_Directive_
Copy each line in the data that includes the word "VIII".

++++ Data supplied ++++

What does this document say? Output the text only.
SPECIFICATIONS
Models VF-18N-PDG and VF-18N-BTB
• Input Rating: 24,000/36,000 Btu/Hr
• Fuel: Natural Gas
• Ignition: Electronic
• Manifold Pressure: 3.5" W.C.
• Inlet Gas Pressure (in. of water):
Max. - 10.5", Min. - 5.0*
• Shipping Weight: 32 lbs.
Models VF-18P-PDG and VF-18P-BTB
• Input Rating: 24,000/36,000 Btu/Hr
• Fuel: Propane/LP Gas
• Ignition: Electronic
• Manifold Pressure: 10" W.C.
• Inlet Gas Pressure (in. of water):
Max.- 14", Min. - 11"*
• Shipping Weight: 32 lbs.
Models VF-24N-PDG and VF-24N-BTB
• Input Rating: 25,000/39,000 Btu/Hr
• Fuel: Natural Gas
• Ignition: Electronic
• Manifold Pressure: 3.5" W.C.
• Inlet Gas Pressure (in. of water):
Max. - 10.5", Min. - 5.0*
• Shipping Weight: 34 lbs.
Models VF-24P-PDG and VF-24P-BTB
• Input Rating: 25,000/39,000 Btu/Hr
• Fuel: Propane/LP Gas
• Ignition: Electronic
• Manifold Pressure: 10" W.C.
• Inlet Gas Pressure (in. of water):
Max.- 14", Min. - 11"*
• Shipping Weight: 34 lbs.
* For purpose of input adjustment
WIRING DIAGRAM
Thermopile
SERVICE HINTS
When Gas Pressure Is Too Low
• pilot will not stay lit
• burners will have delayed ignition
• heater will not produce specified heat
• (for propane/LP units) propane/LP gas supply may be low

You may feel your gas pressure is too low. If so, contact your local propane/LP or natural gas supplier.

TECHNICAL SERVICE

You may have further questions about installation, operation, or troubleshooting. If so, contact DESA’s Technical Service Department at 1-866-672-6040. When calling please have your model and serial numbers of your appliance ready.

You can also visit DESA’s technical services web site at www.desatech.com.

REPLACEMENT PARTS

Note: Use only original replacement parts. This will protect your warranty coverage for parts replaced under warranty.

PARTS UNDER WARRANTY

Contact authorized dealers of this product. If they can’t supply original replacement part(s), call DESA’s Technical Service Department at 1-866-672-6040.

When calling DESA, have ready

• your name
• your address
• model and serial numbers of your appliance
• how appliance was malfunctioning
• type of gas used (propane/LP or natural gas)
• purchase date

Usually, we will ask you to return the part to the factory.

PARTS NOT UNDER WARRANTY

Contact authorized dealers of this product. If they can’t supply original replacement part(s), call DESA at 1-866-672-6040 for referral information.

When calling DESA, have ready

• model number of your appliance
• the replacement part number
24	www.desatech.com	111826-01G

++++
++++ Data supplied ++++

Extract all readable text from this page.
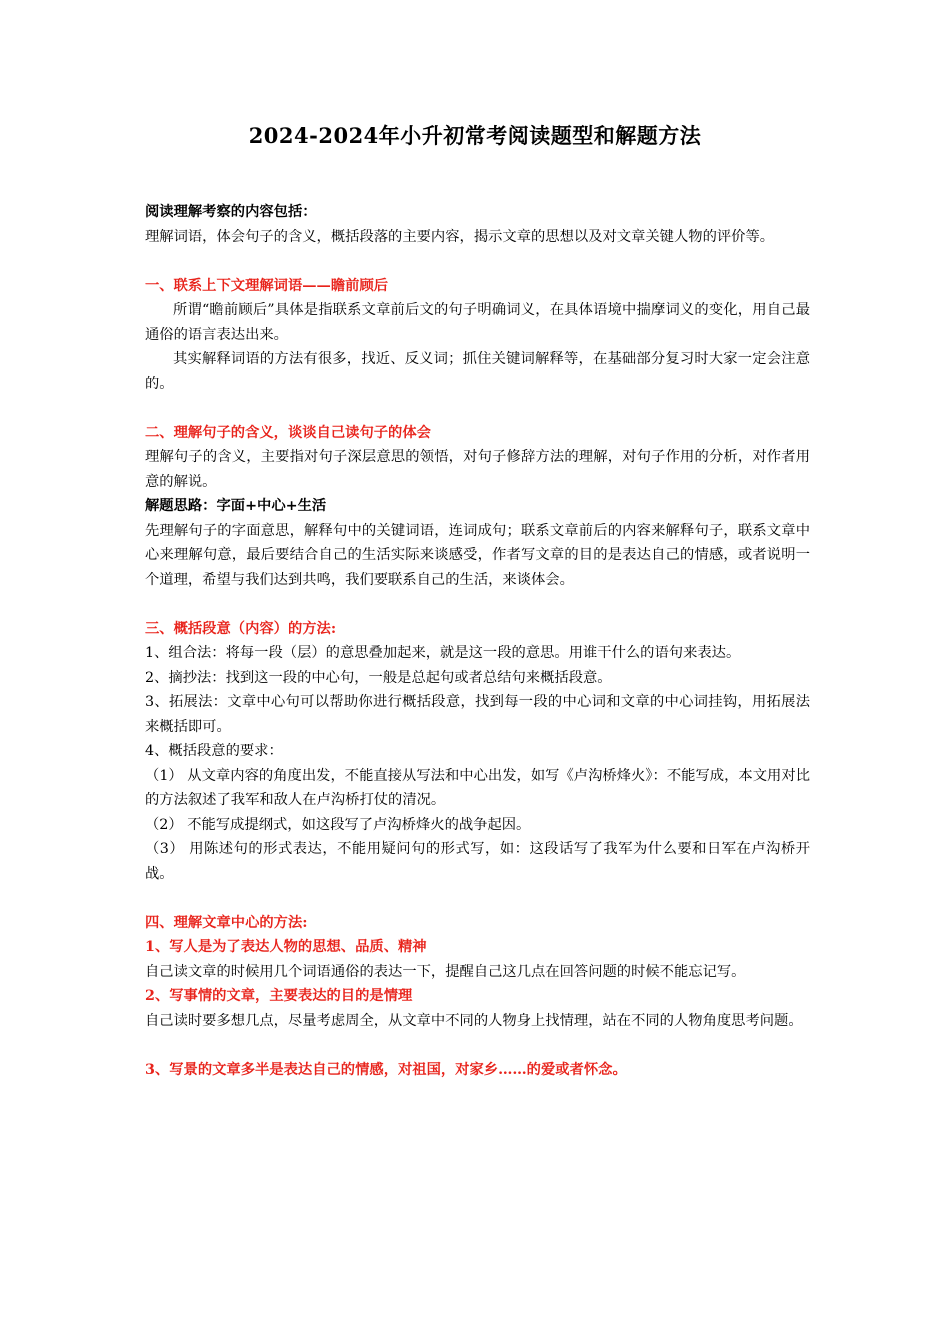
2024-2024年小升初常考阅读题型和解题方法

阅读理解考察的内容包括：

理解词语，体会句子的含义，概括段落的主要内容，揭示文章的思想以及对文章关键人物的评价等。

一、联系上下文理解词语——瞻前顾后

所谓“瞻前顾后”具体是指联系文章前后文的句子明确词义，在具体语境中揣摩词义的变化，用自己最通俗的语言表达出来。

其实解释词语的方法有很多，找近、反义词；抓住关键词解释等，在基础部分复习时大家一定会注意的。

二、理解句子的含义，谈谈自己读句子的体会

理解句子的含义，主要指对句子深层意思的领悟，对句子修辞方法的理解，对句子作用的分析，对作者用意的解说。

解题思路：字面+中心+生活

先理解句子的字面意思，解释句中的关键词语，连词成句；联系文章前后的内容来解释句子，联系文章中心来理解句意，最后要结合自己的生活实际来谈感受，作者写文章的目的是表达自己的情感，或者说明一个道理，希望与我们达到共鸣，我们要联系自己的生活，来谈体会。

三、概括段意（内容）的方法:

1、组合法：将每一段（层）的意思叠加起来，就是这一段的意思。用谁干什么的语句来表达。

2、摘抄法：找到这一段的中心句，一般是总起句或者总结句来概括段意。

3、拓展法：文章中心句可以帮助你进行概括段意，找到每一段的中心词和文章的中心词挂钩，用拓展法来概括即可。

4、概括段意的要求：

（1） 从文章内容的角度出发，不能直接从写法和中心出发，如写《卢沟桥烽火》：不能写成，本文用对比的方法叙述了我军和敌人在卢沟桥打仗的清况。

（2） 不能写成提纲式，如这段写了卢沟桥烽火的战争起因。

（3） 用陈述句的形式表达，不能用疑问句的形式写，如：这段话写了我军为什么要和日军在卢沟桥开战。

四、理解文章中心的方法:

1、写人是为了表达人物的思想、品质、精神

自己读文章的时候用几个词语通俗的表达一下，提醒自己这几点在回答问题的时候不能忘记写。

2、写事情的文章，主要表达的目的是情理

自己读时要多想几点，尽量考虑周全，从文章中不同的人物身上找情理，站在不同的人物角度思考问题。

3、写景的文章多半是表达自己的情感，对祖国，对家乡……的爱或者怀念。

++++
++++ Data supplied ++++

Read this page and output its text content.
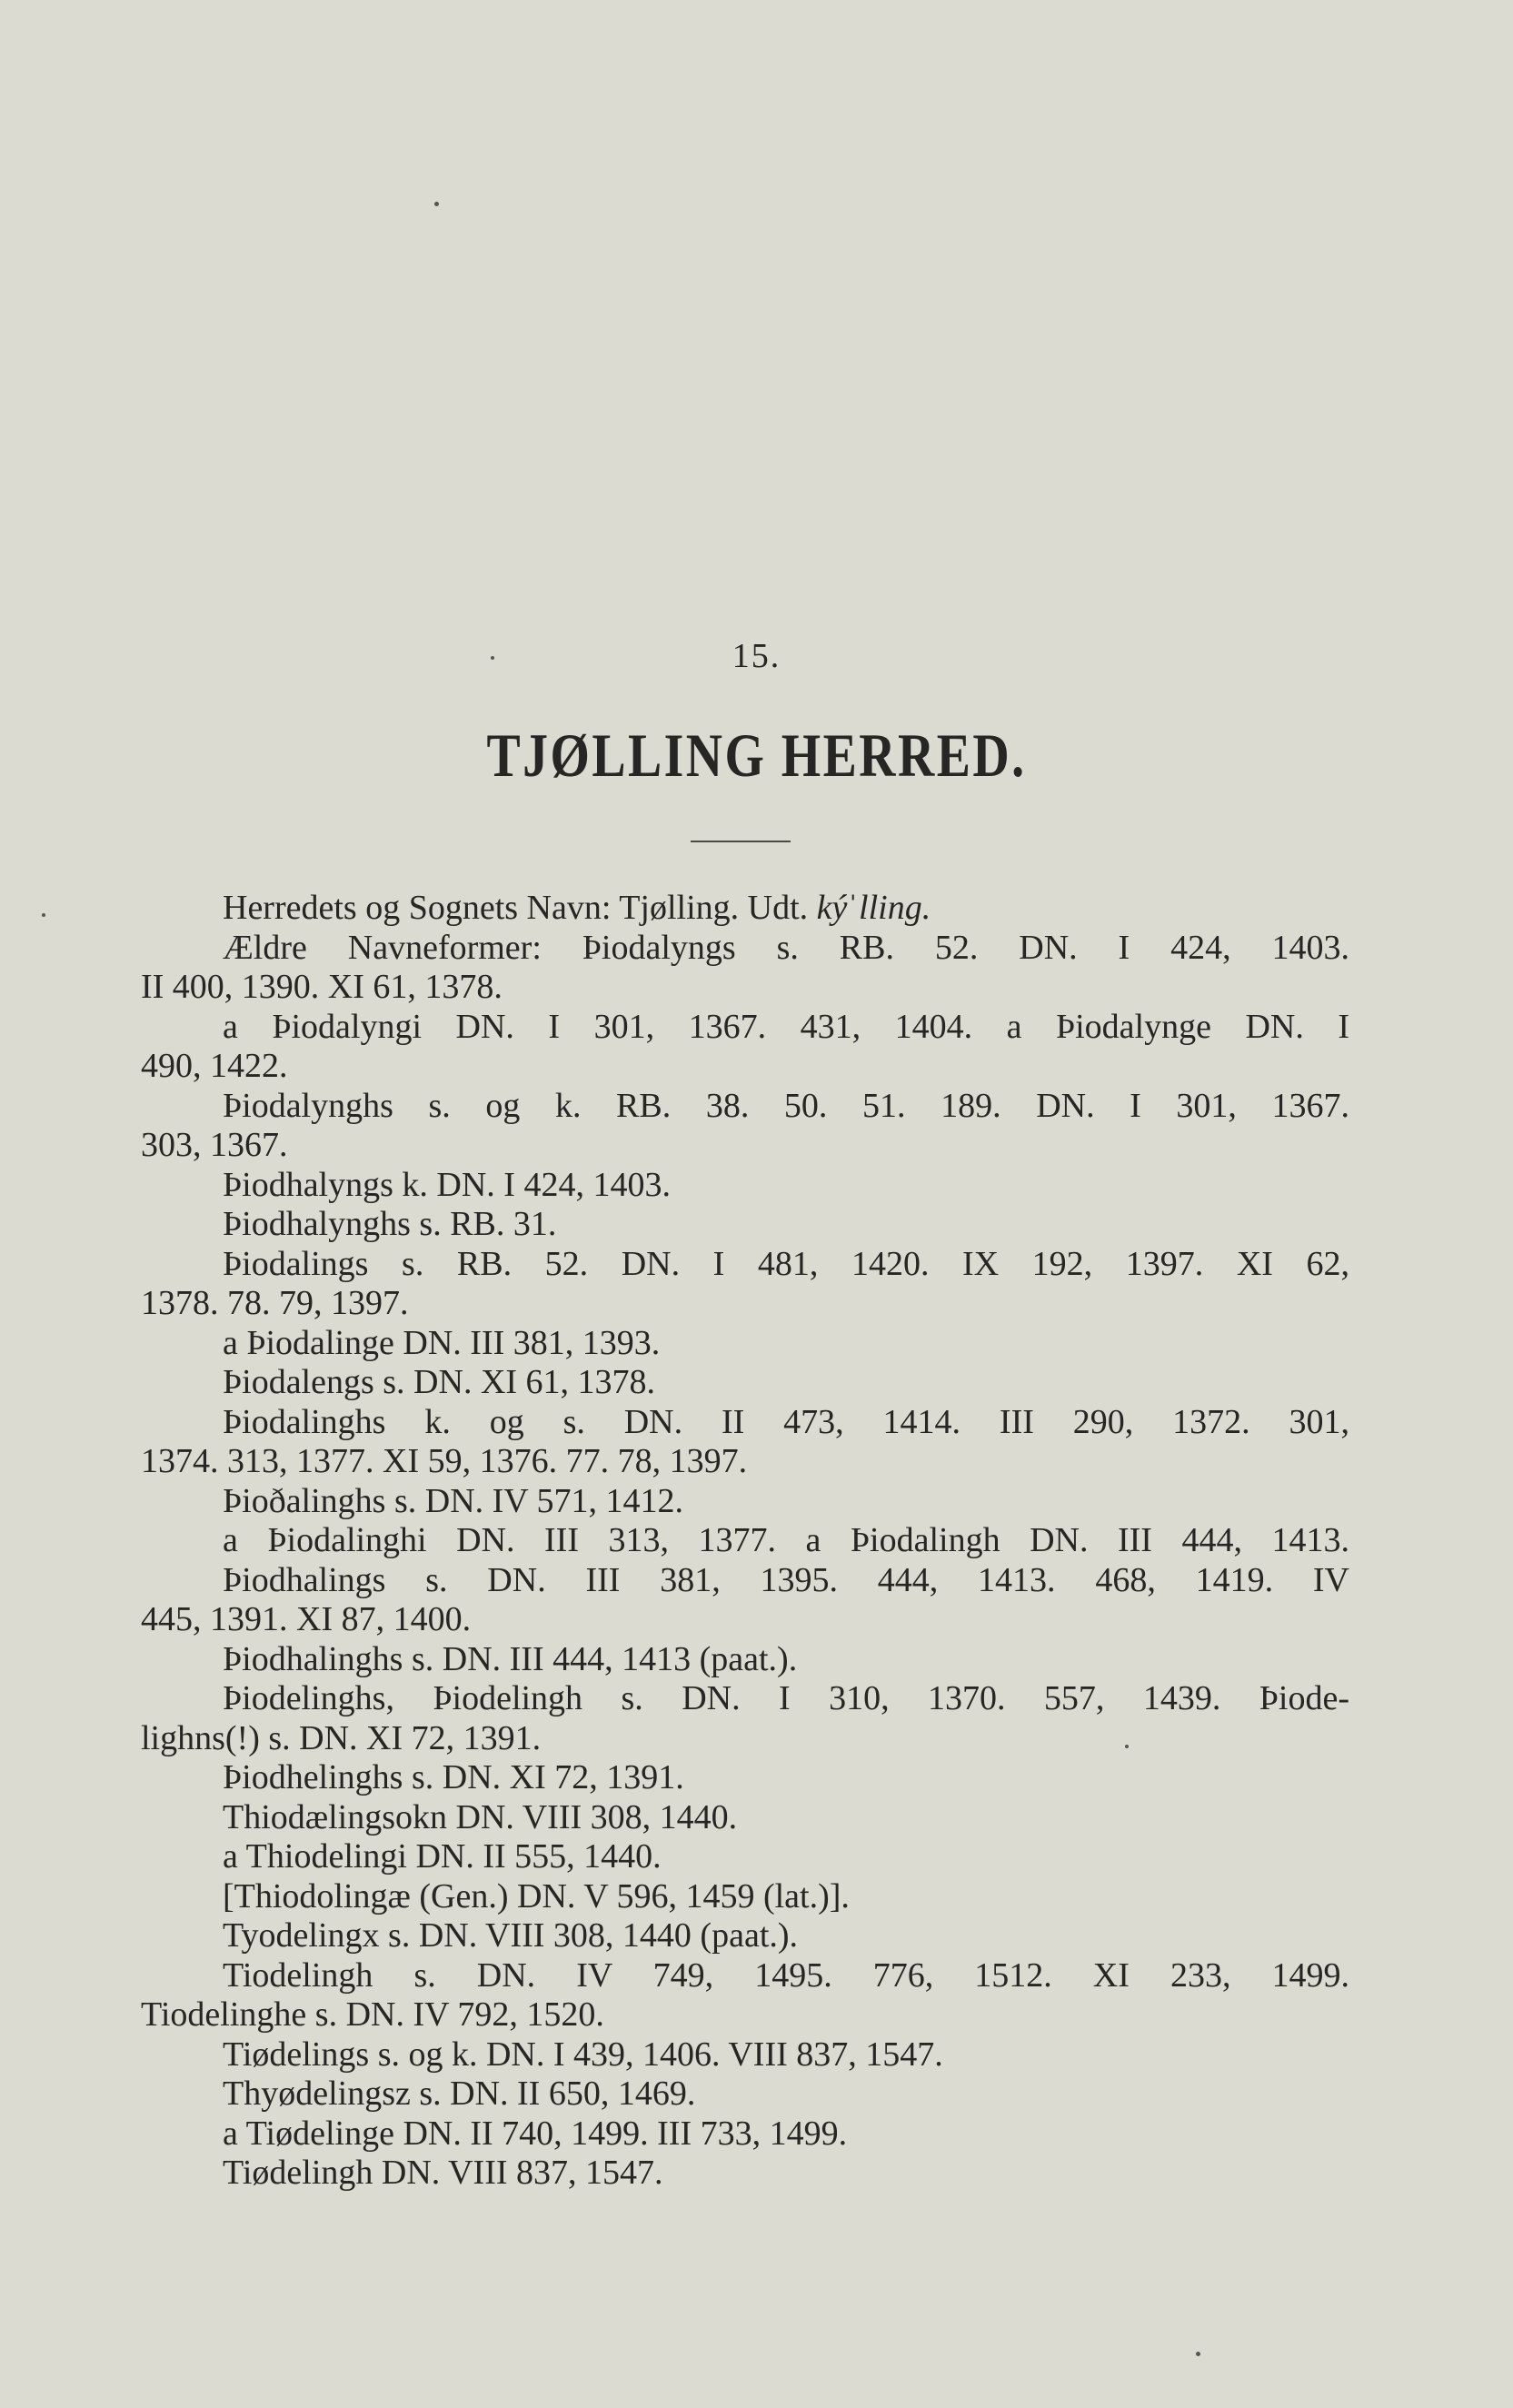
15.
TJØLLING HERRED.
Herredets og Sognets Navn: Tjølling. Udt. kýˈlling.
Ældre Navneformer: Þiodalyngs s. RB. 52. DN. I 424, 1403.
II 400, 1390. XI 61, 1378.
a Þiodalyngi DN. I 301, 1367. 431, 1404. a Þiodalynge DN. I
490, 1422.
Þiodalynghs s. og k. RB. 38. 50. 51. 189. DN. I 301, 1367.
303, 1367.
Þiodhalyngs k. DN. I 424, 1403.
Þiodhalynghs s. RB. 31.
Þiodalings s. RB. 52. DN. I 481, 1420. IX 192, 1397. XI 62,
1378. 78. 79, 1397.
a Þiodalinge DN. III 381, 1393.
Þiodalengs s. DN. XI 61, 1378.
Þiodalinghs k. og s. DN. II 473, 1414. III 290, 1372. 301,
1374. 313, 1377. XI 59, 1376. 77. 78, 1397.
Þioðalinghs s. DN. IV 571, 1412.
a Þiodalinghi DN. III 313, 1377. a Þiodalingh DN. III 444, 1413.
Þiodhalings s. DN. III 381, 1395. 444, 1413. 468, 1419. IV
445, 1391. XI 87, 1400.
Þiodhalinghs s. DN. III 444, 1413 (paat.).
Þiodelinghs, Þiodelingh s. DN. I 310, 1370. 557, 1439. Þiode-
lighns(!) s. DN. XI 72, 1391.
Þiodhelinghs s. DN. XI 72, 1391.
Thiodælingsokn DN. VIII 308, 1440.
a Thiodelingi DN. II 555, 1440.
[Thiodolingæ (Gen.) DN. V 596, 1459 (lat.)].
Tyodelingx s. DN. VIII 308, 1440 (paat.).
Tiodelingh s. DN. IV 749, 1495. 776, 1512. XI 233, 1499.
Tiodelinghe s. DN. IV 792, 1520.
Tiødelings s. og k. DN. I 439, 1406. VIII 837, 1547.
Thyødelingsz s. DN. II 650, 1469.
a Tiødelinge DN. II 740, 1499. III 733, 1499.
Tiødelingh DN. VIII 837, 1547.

++++

_The answer_
Thiodælingsokn DN. VIII 308, 1440.
Tyodelingx s. DN. VIII 308, 1440 (paat.).
Tiødelings s. og k. DN. I 439, 1406. VIII 837, 1547.
Tiødelingh DN. VIII 837, 1547.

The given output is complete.